TASK GOAL →
Find the lines holding the string "платежей" in the data, then copy all of them.

SUPPLIED MATERIAL →

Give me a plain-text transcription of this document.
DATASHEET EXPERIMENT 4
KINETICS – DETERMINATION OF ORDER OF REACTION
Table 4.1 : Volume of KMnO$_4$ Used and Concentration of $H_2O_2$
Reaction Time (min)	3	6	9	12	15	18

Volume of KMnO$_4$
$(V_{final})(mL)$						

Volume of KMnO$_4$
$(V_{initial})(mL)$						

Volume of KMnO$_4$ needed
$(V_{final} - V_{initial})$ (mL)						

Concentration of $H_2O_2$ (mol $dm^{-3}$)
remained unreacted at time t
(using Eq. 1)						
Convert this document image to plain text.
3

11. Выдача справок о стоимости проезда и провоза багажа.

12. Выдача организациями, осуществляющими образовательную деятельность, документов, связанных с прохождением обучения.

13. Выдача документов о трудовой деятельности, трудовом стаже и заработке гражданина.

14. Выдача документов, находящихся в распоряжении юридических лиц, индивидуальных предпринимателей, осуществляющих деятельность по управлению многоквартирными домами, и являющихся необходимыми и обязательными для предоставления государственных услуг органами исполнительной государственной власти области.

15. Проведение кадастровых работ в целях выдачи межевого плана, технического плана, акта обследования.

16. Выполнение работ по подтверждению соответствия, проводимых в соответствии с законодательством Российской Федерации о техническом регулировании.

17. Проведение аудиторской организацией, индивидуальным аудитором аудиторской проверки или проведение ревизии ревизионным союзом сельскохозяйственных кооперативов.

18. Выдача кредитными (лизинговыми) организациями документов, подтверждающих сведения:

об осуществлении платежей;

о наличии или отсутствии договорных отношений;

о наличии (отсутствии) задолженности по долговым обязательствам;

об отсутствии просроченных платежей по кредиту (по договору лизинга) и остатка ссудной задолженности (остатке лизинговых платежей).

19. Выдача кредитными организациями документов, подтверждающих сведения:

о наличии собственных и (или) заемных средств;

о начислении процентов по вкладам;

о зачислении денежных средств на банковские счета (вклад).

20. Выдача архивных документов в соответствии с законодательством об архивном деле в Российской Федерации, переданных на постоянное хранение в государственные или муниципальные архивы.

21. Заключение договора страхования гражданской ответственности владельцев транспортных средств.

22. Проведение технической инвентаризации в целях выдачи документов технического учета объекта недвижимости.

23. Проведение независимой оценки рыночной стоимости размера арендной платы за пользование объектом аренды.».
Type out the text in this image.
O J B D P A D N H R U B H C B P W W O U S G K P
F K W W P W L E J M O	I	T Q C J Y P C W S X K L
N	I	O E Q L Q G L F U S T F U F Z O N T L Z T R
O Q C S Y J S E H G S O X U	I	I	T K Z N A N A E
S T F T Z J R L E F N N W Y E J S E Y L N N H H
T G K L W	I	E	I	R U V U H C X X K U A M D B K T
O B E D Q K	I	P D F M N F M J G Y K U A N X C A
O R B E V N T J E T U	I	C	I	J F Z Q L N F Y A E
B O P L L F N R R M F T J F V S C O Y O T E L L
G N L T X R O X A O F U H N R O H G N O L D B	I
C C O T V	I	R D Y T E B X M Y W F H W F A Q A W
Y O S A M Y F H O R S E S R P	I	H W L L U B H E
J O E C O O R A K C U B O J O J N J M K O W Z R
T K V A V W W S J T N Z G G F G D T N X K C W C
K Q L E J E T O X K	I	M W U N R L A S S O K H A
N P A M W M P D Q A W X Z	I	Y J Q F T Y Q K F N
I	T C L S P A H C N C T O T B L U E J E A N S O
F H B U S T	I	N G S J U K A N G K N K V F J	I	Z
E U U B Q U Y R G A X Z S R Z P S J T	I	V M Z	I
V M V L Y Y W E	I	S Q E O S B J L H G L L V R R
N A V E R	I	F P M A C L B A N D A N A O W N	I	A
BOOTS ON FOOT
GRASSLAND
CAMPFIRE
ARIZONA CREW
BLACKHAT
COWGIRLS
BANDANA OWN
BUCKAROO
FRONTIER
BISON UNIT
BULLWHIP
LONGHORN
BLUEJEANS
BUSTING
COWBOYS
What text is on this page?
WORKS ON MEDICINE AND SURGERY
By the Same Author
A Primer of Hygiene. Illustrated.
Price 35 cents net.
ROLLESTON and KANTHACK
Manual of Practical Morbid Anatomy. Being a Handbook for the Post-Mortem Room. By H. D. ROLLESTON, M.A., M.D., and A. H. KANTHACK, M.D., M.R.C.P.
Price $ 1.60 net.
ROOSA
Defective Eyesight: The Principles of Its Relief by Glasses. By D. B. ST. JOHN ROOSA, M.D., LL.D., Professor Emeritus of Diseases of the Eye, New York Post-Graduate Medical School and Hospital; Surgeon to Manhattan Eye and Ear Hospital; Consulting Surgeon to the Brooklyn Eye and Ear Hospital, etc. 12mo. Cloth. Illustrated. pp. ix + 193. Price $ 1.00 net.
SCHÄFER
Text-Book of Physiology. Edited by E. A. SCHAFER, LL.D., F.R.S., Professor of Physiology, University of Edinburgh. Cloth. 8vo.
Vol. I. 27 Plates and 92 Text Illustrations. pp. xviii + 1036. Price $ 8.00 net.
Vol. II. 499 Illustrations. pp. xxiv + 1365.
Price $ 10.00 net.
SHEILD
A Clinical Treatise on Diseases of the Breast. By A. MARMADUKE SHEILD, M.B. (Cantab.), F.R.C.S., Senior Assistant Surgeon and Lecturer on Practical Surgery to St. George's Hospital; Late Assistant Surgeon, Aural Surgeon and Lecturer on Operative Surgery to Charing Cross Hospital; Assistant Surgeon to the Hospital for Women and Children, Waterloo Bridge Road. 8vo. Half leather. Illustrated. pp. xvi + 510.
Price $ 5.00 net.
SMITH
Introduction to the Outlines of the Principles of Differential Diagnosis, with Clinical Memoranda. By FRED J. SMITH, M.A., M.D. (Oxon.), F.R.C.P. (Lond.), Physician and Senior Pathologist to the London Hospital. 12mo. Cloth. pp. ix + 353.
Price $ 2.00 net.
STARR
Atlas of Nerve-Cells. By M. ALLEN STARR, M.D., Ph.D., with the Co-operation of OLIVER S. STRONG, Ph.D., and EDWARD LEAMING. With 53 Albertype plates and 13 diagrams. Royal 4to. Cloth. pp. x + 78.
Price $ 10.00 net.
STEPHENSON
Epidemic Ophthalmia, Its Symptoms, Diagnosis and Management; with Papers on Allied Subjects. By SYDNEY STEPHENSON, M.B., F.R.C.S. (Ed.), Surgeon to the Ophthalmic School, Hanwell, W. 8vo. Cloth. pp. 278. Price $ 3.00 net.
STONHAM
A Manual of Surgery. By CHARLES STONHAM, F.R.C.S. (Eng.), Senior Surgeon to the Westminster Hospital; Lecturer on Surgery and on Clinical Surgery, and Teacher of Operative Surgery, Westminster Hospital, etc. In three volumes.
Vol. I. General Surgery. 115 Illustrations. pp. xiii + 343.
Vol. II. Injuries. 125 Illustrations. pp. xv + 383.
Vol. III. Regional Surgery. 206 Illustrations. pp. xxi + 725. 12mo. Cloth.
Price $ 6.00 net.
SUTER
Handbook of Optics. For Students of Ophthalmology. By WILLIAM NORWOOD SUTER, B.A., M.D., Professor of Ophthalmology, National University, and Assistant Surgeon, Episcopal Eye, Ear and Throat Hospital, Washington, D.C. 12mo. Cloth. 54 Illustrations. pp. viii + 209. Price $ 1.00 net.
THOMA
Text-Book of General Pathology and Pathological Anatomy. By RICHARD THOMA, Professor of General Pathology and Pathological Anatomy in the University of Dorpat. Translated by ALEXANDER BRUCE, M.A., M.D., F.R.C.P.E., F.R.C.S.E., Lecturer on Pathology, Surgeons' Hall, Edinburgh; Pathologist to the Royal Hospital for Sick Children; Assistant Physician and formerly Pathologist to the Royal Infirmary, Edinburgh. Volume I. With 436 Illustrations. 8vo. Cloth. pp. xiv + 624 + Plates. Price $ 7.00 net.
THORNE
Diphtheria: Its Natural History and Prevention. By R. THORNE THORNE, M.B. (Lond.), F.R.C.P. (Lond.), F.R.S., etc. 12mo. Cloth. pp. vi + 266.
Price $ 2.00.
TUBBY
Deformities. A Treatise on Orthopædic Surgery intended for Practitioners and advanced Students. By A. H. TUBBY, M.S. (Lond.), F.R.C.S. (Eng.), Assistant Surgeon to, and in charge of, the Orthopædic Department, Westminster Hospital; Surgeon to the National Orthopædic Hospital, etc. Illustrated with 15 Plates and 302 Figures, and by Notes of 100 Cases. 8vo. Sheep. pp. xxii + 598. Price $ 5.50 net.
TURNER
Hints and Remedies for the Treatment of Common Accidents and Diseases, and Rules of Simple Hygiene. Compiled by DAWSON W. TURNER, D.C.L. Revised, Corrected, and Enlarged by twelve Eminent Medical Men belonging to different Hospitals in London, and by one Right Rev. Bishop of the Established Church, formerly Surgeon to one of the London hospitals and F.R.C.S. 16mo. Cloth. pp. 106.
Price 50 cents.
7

COMPLETE ANSWER →
об осуществлении платежей;
об отсутствии просроченных платежей по кредиту (по договору лизинга) и остатка ссудной задолженности (остатке лизинговых платежей).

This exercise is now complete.